[start of Provided data]

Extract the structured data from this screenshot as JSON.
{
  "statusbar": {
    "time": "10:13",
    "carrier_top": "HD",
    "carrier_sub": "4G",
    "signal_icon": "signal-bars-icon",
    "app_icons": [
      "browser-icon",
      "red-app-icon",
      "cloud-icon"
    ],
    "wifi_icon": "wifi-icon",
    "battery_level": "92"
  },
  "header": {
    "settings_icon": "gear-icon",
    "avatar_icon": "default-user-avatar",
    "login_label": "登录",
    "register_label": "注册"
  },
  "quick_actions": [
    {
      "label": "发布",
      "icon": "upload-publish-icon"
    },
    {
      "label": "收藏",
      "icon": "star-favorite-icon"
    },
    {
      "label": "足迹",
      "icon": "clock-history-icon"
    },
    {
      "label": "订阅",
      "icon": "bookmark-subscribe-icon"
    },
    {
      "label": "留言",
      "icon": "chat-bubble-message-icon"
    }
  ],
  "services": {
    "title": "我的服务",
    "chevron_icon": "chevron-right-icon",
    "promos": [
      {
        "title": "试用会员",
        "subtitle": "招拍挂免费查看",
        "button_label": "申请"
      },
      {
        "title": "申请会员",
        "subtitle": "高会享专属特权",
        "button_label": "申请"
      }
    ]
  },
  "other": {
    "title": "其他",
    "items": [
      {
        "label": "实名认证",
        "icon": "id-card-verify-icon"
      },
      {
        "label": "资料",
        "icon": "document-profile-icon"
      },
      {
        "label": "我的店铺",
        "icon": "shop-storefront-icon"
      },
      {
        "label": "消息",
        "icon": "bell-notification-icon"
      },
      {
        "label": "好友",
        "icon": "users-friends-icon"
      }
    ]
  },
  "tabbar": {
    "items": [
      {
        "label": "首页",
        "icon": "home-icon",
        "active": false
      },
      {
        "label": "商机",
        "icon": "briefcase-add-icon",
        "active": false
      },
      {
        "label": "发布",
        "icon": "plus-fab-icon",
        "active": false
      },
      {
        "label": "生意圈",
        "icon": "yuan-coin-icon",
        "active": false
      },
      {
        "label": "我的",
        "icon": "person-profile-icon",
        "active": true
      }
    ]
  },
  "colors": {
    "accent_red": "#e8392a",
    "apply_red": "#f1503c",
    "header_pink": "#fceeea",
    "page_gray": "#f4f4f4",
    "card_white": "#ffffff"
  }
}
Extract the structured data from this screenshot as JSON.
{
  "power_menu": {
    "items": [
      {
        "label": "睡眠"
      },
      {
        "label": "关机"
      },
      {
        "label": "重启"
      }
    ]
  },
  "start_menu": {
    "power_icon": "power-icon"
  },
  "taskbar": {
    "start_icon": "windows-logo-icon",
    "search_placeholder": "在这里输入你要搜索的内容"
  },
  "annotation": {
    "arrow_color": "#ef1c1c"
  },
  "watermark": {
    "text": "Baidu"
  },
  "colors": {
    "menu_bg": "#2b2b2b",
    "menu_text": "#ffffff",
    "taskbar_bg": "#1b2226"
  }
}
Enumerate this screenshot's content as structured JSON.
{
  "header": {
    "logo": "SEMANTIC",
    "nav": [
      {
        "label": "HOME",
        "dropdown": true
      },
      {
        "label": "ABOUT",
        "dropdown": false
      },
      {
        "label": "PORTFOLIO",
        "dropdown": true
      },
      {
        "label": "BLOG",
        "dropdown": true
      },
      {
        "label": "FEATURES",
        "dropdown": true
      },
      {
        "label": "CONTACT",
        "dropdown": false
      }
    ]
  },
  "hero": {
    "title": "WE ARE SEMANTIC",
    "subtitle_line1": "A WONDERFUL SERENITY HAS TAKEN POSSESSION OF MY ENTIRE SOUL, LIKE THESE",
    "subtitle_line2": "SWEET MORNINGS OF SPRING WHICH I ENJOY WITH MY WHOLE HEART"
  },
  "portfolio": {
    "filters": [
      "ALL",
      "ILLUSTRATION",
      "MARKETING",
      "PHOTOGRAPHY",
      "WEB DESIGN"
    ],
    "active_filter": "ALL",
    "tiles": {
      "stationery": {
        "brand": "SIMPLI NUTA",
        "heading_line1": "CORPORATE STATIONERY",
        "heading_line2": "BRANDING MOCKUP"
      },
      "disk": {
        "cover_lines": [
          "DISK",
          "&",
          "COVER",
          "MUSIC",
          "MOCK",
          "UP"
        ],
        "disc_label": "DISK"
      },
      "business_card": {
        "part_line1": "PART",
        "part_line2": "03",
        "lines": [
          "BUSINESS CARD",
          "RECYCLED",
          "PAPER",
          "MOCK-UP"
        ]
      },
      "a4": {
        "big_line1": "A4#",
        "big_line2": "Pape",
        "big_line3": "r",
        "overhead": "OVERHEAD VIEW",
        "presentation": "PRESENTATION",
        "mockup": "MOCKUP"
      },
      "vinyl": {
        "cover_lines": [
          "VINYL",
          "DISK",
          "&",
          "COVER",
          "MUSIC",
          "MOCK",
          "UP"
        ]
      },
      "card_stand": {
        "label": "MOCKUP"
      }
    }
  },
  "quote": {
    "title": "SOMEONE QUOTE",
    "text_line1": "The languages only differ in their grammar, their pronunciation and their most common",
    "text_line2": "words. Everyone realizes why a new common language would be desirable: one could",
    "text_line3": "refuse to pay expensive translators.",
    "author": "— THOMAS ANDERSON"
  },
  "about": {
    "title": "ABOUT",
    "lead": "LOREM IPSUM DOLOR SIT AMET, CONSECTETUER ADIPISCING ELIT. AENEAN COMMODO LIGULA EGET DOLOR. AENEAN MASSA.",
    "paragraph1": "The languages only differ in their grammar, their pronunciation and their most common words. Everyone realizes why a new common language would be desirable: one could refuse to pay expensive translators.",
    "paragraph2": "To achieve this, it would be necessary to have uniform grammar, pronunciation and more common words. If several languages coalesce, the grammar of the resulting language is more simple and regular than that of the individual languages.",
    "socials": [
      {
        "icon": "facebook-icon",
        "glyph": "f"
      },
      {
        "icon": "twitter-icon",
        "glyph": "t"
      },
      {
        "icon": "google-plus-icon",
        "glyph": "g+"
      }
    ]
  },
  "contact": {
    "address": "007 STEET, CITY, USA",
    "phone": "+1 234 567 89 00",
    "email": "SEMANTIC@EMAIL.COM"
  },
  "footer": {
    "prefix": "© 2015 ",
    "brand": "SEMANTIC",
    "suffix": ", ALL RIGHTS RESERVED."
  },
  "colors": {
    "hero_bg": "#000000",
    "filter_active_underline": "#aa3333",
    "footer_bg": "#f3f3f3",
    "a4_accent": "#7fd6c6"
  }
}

[end of Provided data]

-- Aim --
Show every line in the records above that contains the word "Everyone".

-- Answer to this exercise --
    "text_line2": "words. Everyone realizes why a new common language would be desirable: one could",
    "paragraph1": "The languages only differ in their grammar, their pronunciation and their most common words. Everyone realizes why a new common language would be desirable: one could refuse to pay expensive translators.",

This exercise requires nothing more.